**INFORMATION SHOWN**
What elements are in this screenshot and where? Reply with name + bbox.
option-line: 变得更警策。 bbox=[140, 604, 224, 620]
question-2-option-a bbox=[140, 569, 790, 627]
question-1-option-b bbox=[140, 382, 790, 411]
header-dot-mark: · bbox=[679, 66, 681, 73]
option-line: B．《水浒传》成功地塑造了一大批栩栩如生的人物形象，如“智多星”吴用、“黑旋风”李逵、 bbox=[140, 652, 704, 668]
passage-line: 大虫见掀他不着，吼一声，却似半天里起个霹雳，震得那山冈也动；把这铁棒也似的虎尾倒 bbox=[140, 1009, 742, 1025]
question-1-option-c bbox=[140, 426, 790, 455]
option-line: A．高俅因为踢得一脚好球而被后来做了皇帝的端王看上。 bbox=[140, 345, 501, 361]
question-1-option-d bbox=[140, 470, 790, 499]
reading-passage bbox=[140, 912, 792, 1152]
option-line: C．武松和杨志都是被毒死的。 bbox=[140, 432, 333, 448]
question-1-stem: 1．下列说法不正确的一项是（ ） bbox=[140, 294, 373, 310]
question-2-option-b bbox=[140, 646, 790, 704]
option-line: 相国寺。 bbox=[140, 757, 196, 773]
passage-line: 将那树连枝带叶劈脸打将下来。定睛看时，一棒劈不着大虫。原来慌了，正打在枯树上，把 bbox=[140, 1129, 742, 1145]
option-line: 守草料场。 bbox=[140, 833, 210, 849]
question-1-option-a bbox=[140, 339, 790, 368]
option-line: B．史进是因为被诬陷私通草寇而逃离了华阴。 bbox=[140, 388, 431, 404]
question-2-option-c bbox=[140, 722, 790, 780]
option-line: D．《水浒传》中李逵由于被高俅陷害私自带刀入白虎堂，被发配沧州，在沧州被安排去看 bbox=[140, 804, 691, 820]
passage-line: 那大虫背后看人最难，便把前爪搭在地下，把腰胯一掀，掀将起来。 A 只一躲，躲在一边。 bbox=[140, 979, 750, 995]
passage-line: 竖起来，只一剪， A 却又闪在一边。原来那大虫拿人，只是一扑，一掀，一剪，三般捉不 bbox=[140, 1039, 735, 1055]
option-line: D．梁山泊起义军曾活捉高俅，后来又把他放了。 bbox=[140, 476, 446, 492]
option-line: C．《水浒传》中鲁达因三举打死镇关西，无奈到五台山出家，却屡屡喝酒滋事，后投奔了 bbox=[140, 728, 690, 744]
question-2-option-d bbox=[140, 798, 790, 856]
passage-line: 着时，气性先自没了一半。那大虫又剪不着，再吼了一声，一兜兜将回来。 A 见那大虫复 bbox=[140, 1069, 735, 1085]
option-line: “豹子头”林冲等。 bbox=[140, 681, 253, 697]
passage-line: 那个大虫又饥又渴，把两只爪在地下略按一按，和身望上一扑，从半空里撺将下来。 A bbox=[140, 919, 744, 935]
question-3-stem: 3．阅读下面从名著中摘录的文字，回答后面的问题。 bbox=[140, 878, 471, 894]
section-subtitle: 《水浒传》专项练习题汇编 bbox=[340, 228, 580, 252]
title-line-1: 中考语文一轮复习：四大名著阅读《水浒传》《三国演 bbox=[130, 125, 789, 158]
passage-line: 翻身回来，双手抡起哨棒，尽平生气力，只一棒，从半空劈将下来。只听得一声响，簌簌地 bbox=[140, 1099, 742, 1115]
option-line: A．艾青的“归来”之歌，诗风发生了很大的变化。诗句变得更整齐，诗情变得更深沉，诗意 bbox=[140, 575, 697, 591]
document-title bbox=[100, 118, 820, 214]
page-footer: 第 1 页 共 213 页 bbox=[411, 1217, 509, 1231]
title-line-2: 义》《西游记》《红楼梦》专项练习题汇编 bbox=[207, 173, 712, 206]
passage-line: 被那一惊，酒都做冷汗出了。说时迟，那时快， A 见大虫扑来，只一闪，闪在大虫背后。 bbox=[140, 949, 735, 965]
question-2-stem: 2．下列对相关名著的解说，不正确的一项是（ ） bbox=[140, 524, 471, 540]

* * *

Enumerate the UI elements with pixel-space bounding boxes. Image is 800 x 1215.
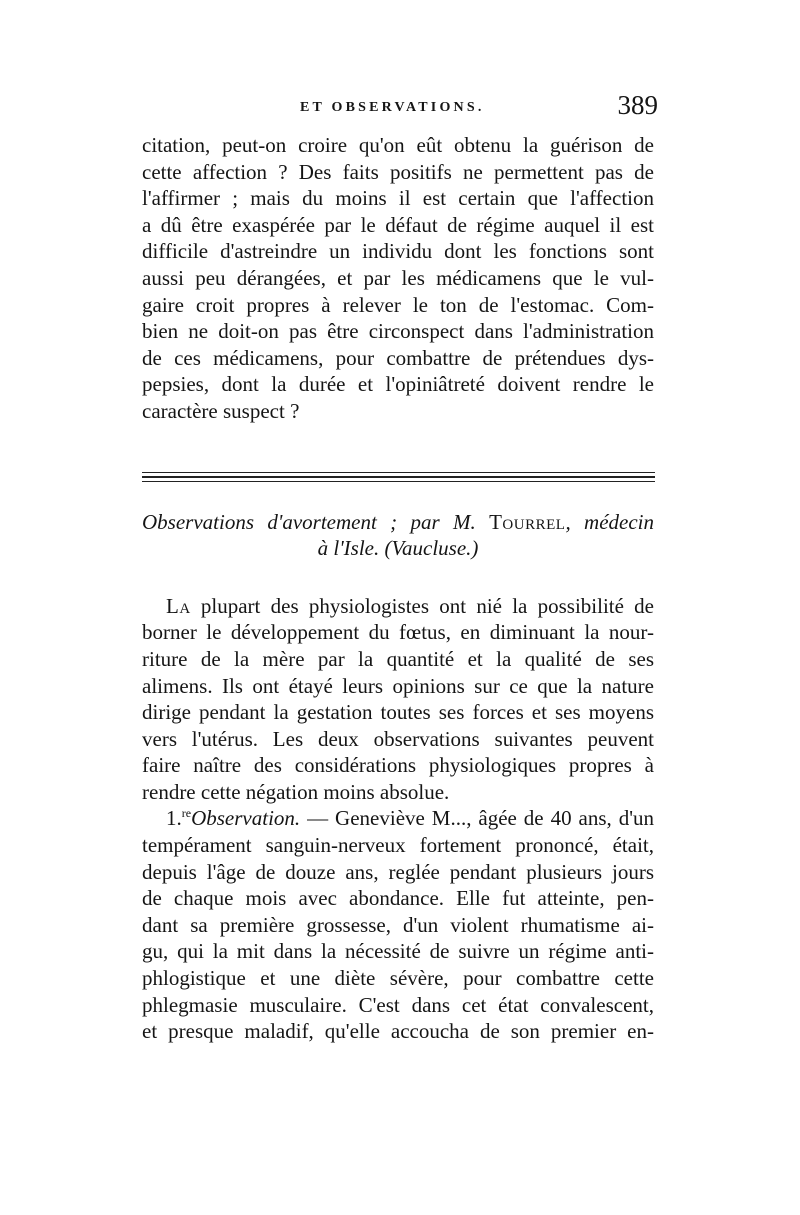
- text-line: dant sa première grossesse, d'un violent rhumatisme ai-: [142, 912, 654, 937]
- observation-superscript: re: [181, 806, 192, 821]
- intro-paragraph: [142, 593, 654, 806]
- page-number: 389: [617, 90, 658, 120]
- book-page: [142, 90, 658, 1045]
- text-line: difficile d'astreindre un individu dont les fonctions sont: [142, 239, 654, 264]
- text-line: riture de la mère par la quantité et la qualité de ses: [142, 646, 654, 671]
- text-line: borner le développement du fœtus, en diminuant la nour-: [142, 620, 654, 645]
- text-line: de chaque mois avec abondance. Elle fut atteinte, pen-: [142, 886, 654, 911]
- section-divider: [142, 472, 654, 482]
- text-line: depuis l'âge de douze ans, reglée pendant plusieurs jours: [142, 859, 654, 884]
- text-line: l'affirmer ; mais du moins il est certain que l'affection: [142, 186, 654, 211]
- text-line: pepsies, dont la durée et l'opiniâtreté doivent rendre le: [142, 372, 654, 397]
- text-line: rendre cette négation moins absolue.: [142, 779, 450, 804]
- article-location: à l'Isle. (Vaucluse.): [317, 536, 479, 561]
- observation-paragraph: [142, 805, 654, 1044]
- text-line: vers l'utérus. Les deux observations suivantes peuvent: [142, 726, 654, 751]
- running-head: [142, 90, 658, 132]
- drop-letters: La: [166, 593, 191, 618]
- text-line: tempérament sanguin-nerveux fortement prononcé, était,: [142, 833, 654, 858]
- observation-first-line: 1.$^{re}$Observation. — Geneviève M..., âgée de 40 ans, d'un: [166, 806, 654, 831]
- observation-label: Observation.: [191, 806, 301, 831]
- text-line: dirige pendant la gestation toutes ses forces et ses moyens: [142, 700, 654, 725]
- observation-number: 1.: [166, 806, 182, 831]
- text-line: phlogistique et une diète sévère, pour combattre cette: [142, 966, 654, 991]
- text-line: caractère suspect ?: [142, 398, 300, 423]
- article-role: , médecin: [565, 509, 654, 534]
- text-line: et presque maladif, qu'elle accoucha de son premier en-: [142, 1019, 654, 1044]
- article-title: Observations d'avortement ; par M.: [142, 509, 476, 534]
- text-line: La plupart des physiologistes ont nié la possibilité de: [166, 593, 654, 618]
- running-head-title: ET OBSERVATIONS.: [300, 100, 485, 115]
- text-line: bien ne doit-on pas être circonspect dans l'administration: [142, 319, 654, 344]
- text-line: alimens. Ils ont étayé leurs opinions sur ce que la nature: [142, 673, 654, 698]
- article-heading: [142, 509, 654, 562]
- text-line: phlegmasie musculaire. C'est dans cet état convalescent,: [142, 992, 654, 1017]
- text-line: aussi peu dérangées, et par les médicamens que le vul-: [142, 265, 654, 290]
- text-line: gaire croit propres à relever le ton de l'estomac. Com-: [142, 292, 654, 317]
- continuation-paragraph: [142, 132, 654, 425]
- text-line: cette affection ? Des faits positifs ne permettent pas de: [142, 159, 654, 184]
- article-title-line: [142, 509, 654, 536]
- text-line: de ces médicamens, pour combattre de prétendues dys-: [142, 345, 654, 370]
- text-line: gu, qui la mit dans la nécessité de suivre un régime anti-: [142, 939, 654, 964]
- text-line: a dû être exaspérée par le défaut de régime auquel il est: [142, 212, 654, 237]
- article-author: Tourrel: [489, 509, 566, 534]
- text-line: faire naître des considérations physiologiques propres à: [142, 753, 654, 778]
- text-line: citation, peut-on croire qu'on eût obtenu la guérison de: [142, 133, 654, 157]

**PROBLEM**
Repeat the material above from the line with "What elements are" to the line with "section-subtitle: 《水浒传》专项练习题汇编 bbox=[340, 228, 580, 252]", with both of those lines included.

**COMPLETE OUTPUT**
What elements are in this screenshot and where? Reply with name + bbox.
option-line: 变得更警策。 bbox=[140, 604, 224, 620]
question-2-option-a bbox=[140, 569, 790, 627]
question-1-option-b bbox=[140, 382, 790, 411]
header-dot-mark: · bbox=[679, 66, 681, 73]
option-line: B．《水浒传》成功地塑造了一大批栩栩如生的人物形象，如“智多星”吴用、“黑旋风”李逵、 bbox=[140, 652, 704, 668]
passage-line: 大虫见掀他不着，吼一声，却似半天里起个霹雳，震得那山冈也动；把这铁棒也似的虎尾倒 bbox=[140, 1009, 742, 1025]
question-1-option-c bbox=[140, 426, 790, 455]
option-line: A．高俅因为踢得一脚好球而被后来做了皇帝的端王看上。 bbox=[140, 345, 501, 361]
question-1-option-d bbox=[140, 470, 790, 499]
reading-passage bbox=[140, 912, 792, 1152]
option-line: C．武松和杨志都是被毒死的。 bbox=[140, 432, 333, 448]
question-1-stem: 1．下列说法不正确的一项是（ ） bbox=[140, 294, 373, 310]
question-2-option-b bbox=[140, 646, 790, 704]
option-line: 相国寺。 bbox=[140, 757, 196, 773]
passage-line: 将那树连枝带叶劈脸打将下来。定睛看时，一棒劈不着大虫。原来慌了，正打在枯树上，把 bbox=[140, 1129, 742, 1145]
option-line: 守草料场。 bbox=[140, 833, 210, 849]
question-1-option-a bbox=[140, 339, 790, 368]
option-line: B．史进是因为被诬陷私通草寇而逃离了华阴。 bbox=[140, 388, 431, 404]
question-2-option-c bbox=[140, 722, 790, 780]
option-line: D．《水浒传》中李逵由于被高俅陷害私自带刀入白虎堂，被发配沧州，在沧州被安排去看 bbox=[140, 804, 691, 820]
passage-line: 那大虫背后看人最难，便把前爪搭在地下，把腰胯一掀，掀将起来。 A 只一躲，躲在一边。 bbox=[140, 979, 750, 995]
passage-line: 竖起来，只一剪， A 却又闪在一边。原来那大虫拿人，只是一扑，一掀，一剪，三般捉不 bbox=[140, 1039, 735, 1055]
option-line: D．梁山泊起义军曾活捉高俅，后来又把他放了。 bbox=[140, 476, 446, 492]
option-line: C．《水浒传》中鲁达因三举打死镇关西，无奈到五台山出家，却屡屡喝酒滋事，后投奔了 bbox=[140, 728, 690, 744]
question-2-option-d bbox=[140, 798, 790, 856]
passage-line: 着时，气性先自没了一半。那大虫又剪不着，再吼了一声，一兜兜将回来。 A 见那大虫复 bbox=[140, 1069, 735, 1085]
option-line: “豹子头”林冲等。 bbox=[140, 681, 253, 697]
passage-line: 那个大虫又饥又渴，把两只爪在地下略按一按，和身望上一扑，从半空里撺将下来。 A bbox=[140, 919, 744, 935]
question-3-stem: 3．阅读下面从名著中摘录的文字，回答后面的问题。 bbox=[140, 878, 471, 894]
section-subtitle: 《水浒传》专项练习题汇编 bbox=[340, 228, 580, 252]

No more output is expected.